TASK
What's needed is an exact copy of the lines from the one that contains "Transcribe the text in this document." to the end of the data below, leaving the pictures out.

— Begin —

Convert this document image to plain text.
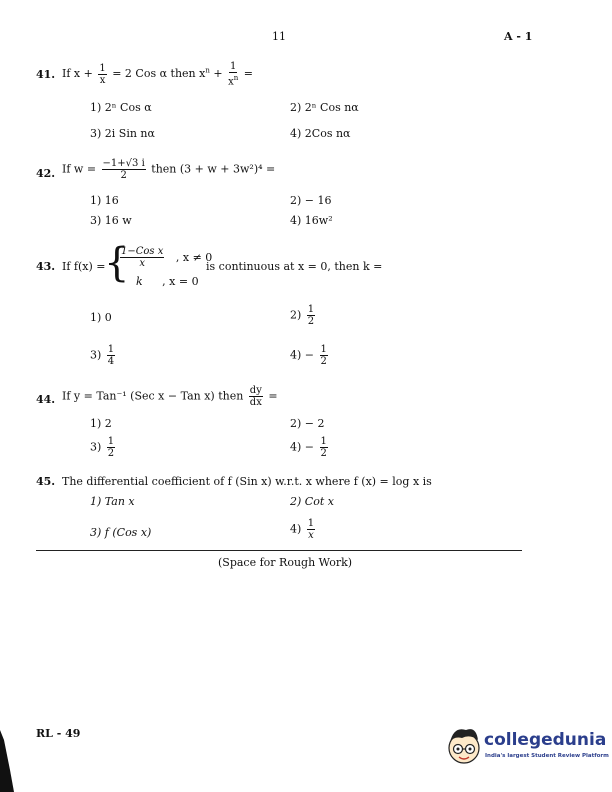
11	A - 1
41. If $x + \frac{1}{x} = 2$ Cos α then $x^n + \frac{1}{x^n}$ =
1) 2ⁿ Cos α	2) 2ⁿ Cos nα
3) 2i Sin nα	4) 2Cos nα
42. If $w = \frac{-1+√3 i}{2}$ then (3 + w + 3w²)⁴ =
1) 16	2) − 16
3) 16 w	4) 16w²
43. If f(x) =
{
$\frac{\text{1−Cos x}}{x}$ , x ≠ 0
k , x = 0
is continuous at x = 0, then k =
1) 0	$2) \frac{1}{2}$
$3) \frac{1}{4}$	$4) - \frac{1}{2}$
44. If y = Tan⁻¹ (Sec x − Tan x) then $\frac{dy}{dx}$ =
1) 2	2) − 2
$3) \frac{1}{2}$	$4) - \frac{1}{2}$
45. The differential coefficient of f (Sin x) w.r.t. x where f (x) = log x is
1) Tan x	2) Cot x
3) f (Cos x)	$4) \frac{1}{x}$
(Space for Rough Work)
RL - 49	collegedunia
India's largest Student Review Platform
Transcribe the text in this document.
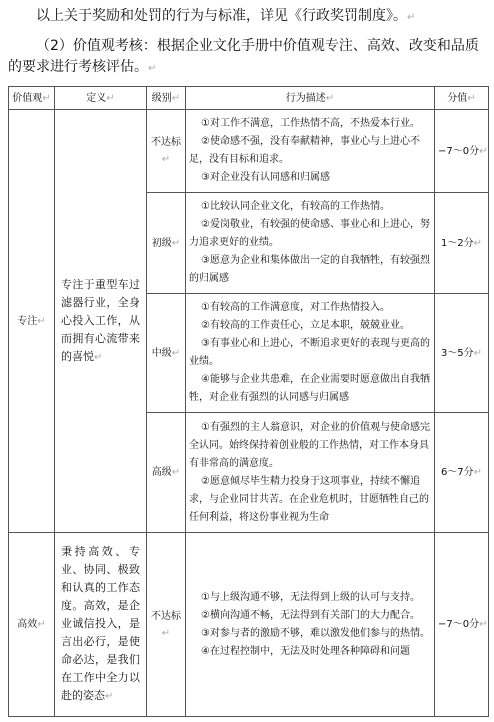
以上关于奖励和处罚的行为与标准，详见《行政奖罚制度》。↵

（2）价值观考核：根据企业文化手册中价值观专注、高效、改变和品质的要求进行考核评估。↵

价值观↵	定义↵	级别↵	行为描述↵	分值↵
专注↵	专注于重型车过滤器行业，全身心投入工作，从而拥有心流带来的喜悦↵	不达标↵	①对工作不满意，工作热情不高，不热爱本行业。

②使命感不强，没有奉献精神，事业心与上进心不足，没有目标和追求。

③对企业没有认同感和归属感	−7～0分↵
		初级↵	①比较认同企业文化，有较高的工作热情。

②爱岗敬业，有较强的使命感、事业心和上进心，努力追求更好的业绩。

③愿意为企业和集体做出一定的自我牺牲，有较强烈的归属感	1～2分↵
		中级↵	①有较高的工作满意度，对工作热情投入。

②有较高的工作责任心，立足本职，兢兢业业。

③有事业心和上进心，不断追求更好的表现与更高的业绩。

④能够与企业共患难，在企业需要时愿意做出自我牺牲，对企业有强烈的认同感与归属感	3～5分↵
		高级↵	①有强烈的主人翁意识，对企业的价值观与使命感完全认同。始终保持着创业般的工作热情，对工作本身具有非常高的满意度。

②愿意倾尽毕生精力投身于这项事业，持续不懈追求，与企业同甘共苦。在企业危机时，甘愿牺牲自己的任何利益，将这份事业视为生命	6～7分↵
高效↵	秉持高效、专业、协同、极致和认真的工作态度。高效，是企业诚信投入，是言出必行，是使命必达，是我们在工作中全力以赴的姿态↵	不达标↵	①与上级沟通不够，无法得到上级的认可与支持。

②横向沟通不畅，无法得到有关部门的大力配合。

③对参与者的激励不够，难以激发他们参与的热情。

④在过程控制中，无法及时处理各种障碍和问题	−7～0分↵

— End —

TASK SOLUTION
Transcribe the text in this document.
以上关于奖励和处罚的行为与标准，详见《行政奖罚制度》。↵

（2）价值观考核：根据企业文化手册中价值观专注、高效、改变和品质的要求进行考核评估。↵

价值观↵	定义↵	级别↵	行为描述↵	分值↵
专注↵	专注于重型车过滤器行业，全身心投入工作，从而拥有心流带来的喜悦↵	不达标↵	①对工作不满意，工作热情不高，不热爱本行业。

②使命感不强，没有奉献精神，事业心与上进心不足，没有目标和追求。

③对企业没有认同感和归属感	−7～0分↵
		初级↵	①比较认同企业文化，有较高的工作热情。

②爱岗敬业，有较强的使命感、事业心和上进心，努力追求更好的业绩。

③愿意为企业和集体做出一定的自我牺牲，有较强烈的归属感	1～2分↵
		中级↵	①有较高的工作满意度，对工作热情投入。

②有较高的工作责任心，立足本职，兢兢业业。

③有事业心和上进心，不断追求更好的表现与更高的业绩。

④能够与企业共患难，在企业需要时愿意做出自我牺牲，对企业有强烈的认同感与归属感	3～5分↵
		高级↵	①有强烈的主人翁意识，对企业的价值观与使命感完全认同。始终保持着创业般的工作热情，对工作本身具有非常高的满意度。

②愿意倾尽毕生精力投身于这项事业，持续不懈追求，与企业同甘共苦。在企业危机时，甘愿牺牲自己的任何利益，将这份事业视为生命	6～7分↵
高效↵	秉持高效、专业、协同、极致和认真的工作态度。高效，是企业诚信投入，是言出必行，是使命必达，是我们在工作中全力以赴的姿态↵	不达标↵	①与上级沟通不够，无法得到上级的认可与支持。

②横向沟通不畅，无法得到有关部门的大力配合。

③对参与者的激励不够，难以激发他们参与的热情。

④在过程控制中，无法及时处理各种障碍和问题	−7～0分↵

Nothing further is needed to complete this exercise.